• Task details:
Reproduce exactly the final portion of the data: every line from the one containing "What data populates" through the last line, inclusive.

Dataset records:
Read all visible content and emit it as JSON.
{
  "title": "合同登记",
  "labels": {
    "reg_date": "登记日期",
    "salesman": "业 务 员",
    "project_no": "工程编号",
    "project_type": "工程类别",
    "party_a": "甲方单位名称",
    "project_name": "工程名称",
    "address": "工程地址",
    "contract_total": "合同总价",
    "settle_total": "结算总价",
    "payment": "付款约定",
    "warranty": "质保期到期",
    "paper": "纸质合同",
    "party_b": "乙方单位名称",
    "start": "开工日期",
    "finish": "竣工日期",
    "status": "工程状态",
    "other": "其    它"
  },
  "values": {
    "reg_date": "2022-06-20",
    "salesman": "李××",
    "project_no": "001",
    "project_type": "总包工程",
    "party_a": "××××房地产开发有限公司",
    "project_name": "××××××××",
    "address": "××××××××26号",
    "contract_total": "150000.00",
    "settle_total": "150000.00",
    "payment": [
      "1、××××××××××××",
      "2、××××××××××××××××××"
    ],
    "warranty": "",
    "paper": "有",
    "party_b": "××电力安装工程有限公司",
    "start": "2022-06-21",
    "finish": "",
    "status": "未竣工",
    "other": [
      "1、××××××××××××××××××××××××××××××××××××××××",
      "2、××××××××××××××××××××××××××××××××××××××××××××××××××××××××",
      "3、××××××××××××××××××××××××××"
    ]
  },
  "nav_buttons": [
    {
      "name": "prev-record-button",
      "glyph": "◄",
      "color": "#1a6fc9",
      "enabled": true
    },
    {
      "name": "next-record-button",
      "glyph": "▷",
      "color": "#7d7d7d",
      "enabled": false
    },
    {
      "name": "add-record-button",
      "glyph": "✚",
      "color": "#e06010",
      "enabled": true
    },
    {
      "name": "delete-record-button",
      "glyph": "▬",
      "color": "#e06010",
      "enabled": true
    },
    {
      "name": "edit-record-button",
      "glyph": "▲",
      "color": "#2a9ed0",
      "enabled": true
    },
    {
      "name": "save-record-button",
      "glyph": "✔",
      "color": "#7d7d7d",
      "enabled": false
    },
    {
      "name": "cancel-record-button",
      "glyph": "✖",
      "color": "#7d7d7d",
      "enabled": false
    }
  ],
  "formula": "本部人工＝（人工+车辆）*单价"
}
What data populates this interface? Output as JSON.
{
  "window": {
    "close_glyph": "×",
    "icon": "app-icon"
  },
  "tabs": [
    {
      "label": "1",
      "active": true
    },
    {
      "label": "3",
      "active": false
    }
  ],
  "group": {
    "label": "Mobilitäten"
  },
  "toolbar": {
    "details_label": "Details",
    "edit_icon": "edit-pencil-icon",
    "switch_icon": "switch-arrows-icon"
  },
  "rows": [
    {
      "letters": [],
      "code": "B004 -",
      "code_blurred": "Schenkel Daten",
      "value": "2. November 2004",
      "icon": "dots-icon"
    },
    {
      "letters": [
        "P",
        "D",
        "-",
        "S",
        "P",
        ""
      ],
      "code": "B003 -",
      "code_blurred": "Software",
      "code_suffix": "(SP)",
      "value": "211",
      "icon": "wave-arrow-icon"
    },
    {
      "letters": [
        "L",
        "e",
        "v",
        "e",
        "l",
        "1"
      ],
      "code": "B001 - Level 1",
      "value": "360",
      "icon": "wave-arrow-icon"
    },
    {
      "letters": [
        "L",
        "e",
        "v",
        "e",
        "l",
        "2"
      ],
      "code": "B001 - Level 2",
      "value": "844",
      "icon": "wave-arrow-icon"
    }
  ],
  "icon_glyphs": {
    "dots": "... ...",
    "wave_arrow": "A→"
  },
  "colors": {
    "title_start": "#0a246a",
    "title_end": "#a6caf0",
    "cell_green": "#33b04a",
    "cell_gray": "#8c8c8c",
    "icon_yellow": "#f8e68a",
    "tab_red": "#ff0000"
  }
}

• Exercise solution:
What data populates this interface? Output as JSON.
{
  "window": {
    "close_glyph": "×",
    "icon": "app-icon"
  },
  "tabs": [
    {
      "label": "1",
      "active": true
    },
    {
      "label": "3",
      "active": false
    }
  ],
  "group": {
    "label": "Mobilitäten"
  },
  "toolbar": {
    "details_label": "Details",
    "edit_icon": "edit-pencil-icon",
    "switch_icon": "switch-arrows-icon"
  },
  "rows": [
    {
      "letters": [],
      "code": "B004 -",
      "code_blurred": "Schenkel Daten",
      "value": "2. November 2004",
      "icon": "dots-icon"
    },
    {
      "letters": [
        "P",
        "D",
        "-",
        "S",
        "P",
        ""
      ],
      "code": "B003 -",
      "code_blurred": "Software",
      "code_suffix": "(SP)",
      "value": "211",
      "icon": "wave-arrow-icon"
    },
    {
      "letters": [
        "L",
        "e",
        "v",
        "e",
        "l",
        "1"
      ],
      "code": "B001 - Level 1",
      "value": "360",
      "icon": "wave-arrow-icon"
    },
    {
      "letters": [
        "L",
        "e",
        "v",
        "e",
        "l",
        "2"
      ],
      "code": "B001 - Level 2",
      "value": "844",
      "icon": "wave-arrow-icon"
    }
  ],
  "icon_glyphs": {
    "dots": "... ...",
    "wave_arrow": "A→"
  },
  "colors": {
    "title_start": "#0a246a",
    "title_end": "#a6caf0",
    "cell_green": "#33b04a",
    "cell_gray": "#8c8c8c",
    "icon_yellow": "#f8e68a",
    "tab_red": "#ff0000"
  }
}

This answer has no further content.